# EXERCISE AIM:
Every line of the material below must be repeated exactly.

# ENTRIES:

--- Begin ---

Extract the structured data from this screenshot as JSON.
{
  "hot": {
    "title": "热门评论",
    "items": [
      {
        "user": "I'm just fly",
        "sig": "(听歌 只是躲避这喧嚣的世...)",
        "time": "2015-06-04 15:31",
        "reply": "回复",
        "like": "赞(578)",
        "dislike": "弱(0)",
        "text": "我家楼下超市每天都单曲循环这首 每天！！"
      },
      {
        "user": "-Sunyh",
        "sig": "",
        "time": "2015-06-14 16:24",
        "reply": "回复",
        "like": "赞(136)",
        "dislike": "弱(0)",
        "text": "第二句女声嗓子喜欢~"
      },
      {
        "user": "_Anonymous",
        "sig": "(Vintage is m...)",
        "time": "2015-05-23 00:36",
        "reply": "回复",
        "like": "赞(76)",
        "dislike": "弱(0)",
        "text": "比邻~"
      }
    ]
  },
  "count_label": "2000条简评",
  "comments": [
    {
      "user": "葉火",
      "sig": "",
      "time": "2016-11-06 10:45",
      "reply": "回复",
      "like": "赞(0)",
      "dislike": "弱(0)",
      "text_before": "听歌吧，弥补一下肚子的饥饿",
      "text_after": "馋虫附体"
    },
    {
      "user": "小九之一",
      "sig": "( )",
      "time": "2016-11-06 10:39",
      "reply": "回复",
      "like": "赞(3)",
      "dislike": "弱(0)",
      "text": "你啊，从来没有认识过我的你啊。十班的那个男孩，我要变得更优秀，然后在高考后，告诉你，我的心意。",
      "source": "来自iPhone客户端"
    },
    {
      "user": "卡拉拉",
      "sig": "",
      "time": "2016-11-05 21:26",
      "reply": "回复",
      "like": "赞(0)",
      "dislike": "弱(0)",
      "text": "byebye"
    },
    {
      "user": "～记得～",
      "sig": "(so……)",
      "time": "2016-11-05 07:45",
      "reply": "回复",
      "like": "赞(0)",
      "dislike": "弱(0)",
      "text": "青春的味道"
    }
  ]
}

--- End ---

# REPLY:
Extract the structured data from this screenshot as JSON.
{
  "hot": {
    "title": "热门评论",
    "items": [
      {
        "user": "I'm just fly",
        "sig": "(听歌 只是躲避这喧嚣的世...)",
        "time": "2015-06-04 15:31",
        "reply": "回复",
        "like": "赞(578)",
        "dislike": "弱(0)",
        "text": "我家楼下超市每天都单曲循环这首 每天！！"
      },
      {
        "user": "-Sunyh",
        "sig": "",
        "time": "2015-06-14 16:24",
        "reply": "回复",
        "like": "赞(136)",
        "dislike": "弱(0)",
        "text": "第二句女声嗓子喜欢~"
      },
      {
        "user": "_Anonymous",
        "sig": "(Vintage is m...)",
        "time": "2015-05-23 00:36",
        "reply": "回复",
        "like": "赞(76)",
        "dislike": "弱(0)",
        "text": "比邻~"
      }
    ]
  },
  "count_label": "2000条简评",
  "comments": [
    {
      "user": "葉火",
      "sig": "",
      "time": "2016-11-06 10:45",
      "reply": "回复",
      "like": "赞(0)",
      "dislike": "弱(0)",
      "text_before": "听歌吧，弥补一下肚子的饥饿",
      "text_after": "馋虫附体"
    },
    {
      "user": "小九之一",
      "sig": "( )",
      "time": "2016-11-06 10:39",
      "reply": "回复",
      "like": "赞(3)",
      "dislike": "弱(0)",
      "text": "你啊，从来没有认识过我的你啊。十班的那个男孩，我要变得更优秀，然后在高考后，告诉你，我的心意。",
      "source": "来自iPhone客户端"
    },
    {
      "user": "卡拉拉",
      "sig": "",
      "time": "2016-11-05 21:26",
      "reply": "回复",
      "like": "赞(0)",
      "dislike": "弱(0)",
      "text": "byebye"
    },
    {
      "user": "～记得～",
      "sig": "(so……)",
      "time": "2016-11-05 07:45",
      "reply": "回复",
      "like": "赞(0)",
      "dislike": "弱(0)",
      "text": "青春的味道"
    }
  ]
}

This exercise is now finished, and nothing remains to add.